TASKS TO CARRY OUT:
1. In the news roundup below, turn the paragraph beginning "Packback has raised $1.5 million" into a bulleted list that keeps its main facts.
2. According to the news roundup below, what happened to education data breaches in the first half of 2017?
3. Translate this sentence from the news roundup below into Spanish: "The student loan management startup has raised $15.15 million total."

PASSAGE:
Via Quartz: “An MIT Media Lab startup is creating beautiful wooden toys to teach children the basics of coding.” The startup is called Learning Beautiful.

Via The Next Web: “Look no further: Universities are funding startups to ensure students succeed.”

Via Boing Boing: “World Wide Web Consortium abandons consensus, standardizes DRM with 58.4% support, EFF resigns.”

Robots and Other Ed-Tech SF


Imagine how great universities could be without all those human teachers,” says Quartz, lauding the fantasy that robots will replace teachers.

Artificial intelligence will transform universities,” says the World Economic Forum.

Via IDG’s CIO magazine: “How artificial intelligence is transforming learning.”

Via Campus Technology: “BYU Researchers Aim to Stop Robots from Eating Tables with Wikipedia.”

Venture Capital and the Business of Ed-Tech


ThinkCERCA has raised $10.1 million from Scott Cook, Signe Ostby, Chuck Templeton, Deborah Quazzo, Follett Knowledge Fund, Jeff Weiner, Mike Gamson, Plum Alley, and TAL Education Group. The literacy software company has raised $14.8 million total. (No disclosure on Edsurge’s coverage of the fundraising that Deborah Quazzo’s VC firm GSV is also an investor in Edsurge.)

Tuition.io has raised $7 million in Series B funding from Wildcat Venture Partners, MassMutual Ventures, and Mohr Davidow Ventures. The student loan management startup has raised $15.15 million total.

Packback has raised $1.5 million in seed funding from University Ventures and ICG Ventures. The company, which according to its Crunchbase profile is a “Q&A learning platform powered by a proprietary A.I. to quantify and improve critical thinking skills in college students,” has raised $4 million total.

Another for-profit university has been acquired by a not-for-profit one. Details in the for-profit higher ed section above.

Privacy, Surveillance, and Information Security


Via Campus Technology: “Education Data Breaches Double in First Half of 2017.”

“Why the State of Surveillance in Schools Might Lead to the Next Equifax Disaster,” according to Edsurge, with a strange selection of products that might expose students’ data – none of which share any investors with Edsurge.

Research, “Research,” and Reports


“Boys are not defective,” Amanda Ripley writes in The Atlantic. “Girls in the Middle East do better than boys in school by a greater margin than almost anywhere else in the world: a case study in motivation, mixed messages, and the condition of boys everywhere.”

Via Times Higher Education: “Online courses ‘more time-consuming’ to prepare for, study says.”

Via Inside Higher Ed: “The Brookings Institution has released survey results showing that many college students lack understanding of or support for the legal principles of the First Amendment.” So many flaws with this.

“Rejecting Growth Mindset and Grit at Three Levels” by P. L. Thomas.

Via Campus Technology: “Report: AI, IoT, Cyber Threats Will Shape the Internet’s Future.”

“How Big is the LMS Market?” asks Inside Higher Ed’s Joshua Kim. Mindwires Consulting’s Phil Hill responds.

Edutechnica offers its “5th Annual LMS Data Update.”

Via EdWeek’s Market Brief: “Cloud Computing Market Poised to Grow in Education Sector, Report Finds.”

The RAND Corporation has released a report on “Designing Innovative High Schools.”

INPUT DATA:
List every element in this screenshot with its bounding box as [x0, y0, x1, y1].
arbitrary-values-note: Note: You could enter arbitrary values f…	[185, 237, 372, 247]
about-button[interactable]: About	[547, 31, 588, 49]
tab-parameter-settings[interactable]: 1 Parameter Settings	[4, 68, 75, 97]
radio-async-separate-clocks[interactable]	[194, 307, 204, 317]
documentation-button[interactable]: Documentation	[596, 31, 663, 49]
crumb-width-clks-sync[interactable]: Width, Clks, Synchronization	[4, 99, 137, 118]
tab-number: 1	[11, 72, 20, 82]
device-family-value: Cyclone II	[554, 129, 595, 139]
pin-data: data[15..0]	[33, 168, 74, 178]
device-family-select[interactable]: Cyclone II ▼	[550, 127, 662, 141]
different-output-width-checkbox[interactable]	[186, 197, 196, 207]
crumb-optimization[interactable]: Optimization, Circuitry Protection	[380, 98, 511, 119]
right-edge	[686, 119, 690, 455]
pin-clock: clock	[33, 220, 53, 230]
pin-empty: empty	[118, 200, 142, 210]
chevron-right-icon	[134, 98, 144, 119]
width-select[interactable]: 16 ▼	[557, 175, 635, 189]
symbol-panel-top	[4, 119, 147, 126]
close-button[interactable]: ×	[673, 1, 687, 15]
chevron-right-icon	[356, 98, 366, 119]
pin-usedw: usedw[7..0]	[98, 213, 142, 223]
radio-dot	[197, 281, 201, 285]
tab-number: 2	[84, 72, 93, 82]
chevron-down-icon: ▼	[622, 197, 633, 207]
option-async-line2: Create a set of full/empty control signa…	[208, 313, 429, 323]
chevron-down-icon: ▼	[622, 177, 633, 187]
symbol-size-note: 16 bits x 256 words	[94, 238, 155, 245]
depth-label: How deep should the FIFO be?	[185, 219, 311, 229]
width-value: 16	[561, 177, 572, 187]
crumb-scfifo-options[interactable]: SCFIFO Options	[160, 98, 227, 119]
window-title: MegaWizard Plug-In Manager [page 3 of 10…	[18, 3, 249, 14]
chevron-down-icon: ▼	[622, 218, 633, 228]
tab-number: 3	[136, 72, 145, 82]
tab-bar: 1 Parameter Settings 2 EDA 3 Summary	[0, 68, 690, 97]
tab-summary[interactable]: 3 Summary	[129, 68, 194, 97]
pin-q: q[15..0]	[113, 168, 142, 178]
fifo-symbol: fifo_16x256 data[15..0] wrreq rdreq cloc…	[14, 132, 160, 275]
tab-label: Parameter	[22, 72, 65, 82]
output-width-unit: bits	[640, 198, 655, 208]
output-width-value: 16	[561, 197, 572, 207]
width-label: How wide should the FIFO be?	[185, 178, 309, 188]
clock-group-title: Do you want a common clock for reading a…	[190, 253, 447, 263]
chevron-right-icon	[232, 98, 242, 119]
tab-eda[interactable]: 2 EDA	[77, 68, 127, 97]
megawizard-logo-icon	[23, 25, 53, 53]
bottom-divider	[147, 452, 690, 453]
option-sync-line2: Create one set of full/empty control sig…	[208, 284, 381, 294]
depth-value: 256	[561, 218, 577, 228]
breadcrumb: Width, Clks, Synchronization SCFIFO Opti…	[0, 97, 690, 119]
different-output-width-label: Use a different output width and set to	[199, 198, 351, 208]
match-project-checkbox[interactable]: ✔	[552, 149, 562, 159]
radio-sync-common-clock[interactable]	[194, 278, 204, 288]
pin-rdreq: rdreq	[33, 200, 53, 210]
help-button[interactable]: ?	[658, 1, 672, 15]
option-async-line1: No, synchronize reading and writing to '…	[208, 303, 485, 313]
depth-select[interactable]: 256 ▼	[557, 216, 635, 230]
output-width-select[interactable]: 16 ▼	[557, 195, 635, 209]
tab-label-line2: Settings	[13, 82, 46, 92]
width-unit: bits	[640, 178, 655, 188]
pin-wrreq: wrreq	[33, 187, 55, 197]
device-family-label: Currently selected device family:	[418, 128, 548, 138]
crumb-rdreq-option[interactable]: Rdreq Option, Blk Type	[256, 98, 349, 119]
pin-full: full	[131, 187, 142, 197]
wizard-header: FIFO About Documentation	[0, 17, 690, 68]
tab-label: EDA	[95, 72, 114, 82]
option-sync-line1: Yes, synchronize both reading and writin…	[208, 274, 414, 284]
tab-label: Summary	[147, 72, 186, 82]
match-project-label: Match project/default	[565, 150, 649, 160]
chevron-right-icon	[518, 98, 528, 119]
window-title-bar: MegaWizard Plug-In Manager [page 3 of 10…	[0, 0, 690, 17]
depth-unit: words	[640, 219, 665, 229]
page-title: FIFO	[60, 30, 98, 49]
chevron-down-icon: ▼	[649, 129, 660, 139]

RESULTS FOR EACH TASK:
1.
- Packback raised $1.5 million in seed funding.
- The investors were University Ventures and ICG Ventures.
- Its Crunchbase profile calls it a "Q&A learning platform powered by a proprietary A.I. to quantify and improve critical thinking skills in college students."
- The company has raised $4 million total.

2. They doubled.

3. La startup de gestión de préstamos estudiantiles ha recaudado un total de 15,15 millones de dólares.